What to do:
Output all records precisely as written.

=== Raw data ===

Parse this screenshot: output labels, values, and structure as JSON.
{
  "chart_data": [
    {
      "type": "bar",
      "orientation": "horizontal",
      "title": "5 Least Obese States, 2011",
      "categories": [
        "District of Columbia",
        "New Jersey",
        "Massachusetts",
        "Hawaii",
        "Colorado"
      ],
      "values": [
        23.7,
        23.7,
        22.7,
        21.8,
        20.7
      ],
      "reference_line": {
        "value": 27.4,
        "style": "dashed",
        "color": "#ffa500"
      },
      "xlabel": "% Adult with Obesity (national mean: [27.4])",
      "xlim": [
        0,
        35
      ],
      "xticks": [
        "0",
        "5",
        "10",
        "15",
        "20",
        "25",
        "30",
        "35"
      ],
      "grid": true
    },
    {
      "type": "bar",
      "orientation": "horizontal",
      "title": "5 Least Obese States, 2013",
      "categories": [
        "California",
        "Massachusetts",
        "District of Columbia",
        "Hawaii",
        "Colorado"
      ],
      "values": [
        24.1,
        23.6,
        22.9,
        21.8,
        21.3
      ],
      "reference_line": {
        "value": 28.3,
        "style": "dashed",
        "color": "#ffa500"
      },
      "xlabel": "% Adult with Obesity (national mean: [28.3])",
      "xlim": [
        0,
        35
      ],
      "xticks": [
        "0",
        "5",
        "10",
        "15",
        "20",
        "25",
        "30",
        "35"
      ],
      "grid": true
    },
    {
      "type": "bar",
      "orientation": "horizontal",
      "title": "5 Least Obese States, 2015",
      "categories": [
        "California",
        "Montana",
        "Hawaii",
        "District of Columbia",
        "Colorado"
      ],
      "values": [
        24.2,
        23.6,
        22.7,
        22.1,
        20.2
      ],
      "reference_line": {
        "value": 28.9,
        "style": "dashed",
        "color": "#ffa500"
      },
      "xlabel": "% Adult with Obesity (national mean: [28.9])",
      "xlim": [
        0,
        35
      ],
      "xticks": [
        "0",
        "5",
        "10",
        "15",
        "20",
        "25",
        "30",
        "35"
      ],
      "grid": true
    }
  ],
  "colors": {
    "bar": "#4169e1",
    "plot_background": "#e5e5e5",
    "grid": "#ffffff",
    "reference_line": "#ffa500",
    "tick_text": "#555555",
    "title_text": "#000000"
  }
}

===

Answer:
Parse this screenshot: output labels, values, and structure as JSON.
{
  "chart_data": [
    {
      "type": "bar",
      "orientation": "horizontal",
      "title": "5 Least Obese States, 2011",
      "categories": [
        "District of Columbia",
        "New Jersey",
        "Massachusetts",
        "Hawaii",
        "Colorado"
      ],
      "values": [
        23.7,
        23.7,
        22.7,
        21.8,
        20.7
      ],
      "reference_line": {
        "value": 27.4,
        "style": "dashed",
        "color": "#ffa500"
      },
      "xlabel": "% Adult with Obesity (national mean: [27.4])",
      "xlim": [
        0,
        35
      ],
      "xticks": [
        "0",
        "5",
        "10",
        "15",
        "20",
        "25",
        "30",
        "35"
      ],
      "grid": true
    },
    {
      "type": "bar",
      "orientation": "horizontal",
      "title": "5 Least Obese States, 2013",
      "categories": [
        "California",
        "Massachusetts",
        "District of Columbia",
        "Hawaii",
        "Colorado"
      ],
      "values": [
        24.1,
        23.6,
        22.9,
        21.8,
        21.3
      ],
      "reference_line": {
        "value": 28.3,
        "style": "dashed",
        "color": "#ffa500"
      },
      "xlabel": "% Adult with Obesity (national mean: [28.3])",
      "xlim": [
        0,
        35
      ],
      "xticks": [
        "0",
        "5",
        "10",
        "15",
        "20",
        "25",
        "30",
        "35"
      ],
      "grid": true
    },
    {
      "type": "bar",
      "orientation": "horizontal",
      "title": "5 Least Obese States, 2015",
      "categories": [
        "California",
        "Montana",
        "Hawaii",
        "District of Columbia",
        "Colorado"
      ],
      "values": [
        24.2,
        23.6,
        22.7,
        22.1,
        20.2
      ],
      "reference_line": {
        "value": 28.9,
        "style": "dashed",
        "color": "#ffa500"
      },
      "xlabel": "% Adult with Obesity (national mean: [28.9])",
      "xlim": [
        0,
        35
      ],
      "xticks": [
        "0",
        "5",
        "10",
        "15",
        "20",
        "25",
        "30",
        "35"
      ],
      "grid": true
    }
  ],
  "colors": {
    "bar": "#4169e1",
    "plot_background": "#e5e5e5",
    "grid": "#ffffff",
    "reference_line": "#ffa500",
    "tick_text": "#555555",
    "title_text": "#000000"
  }
}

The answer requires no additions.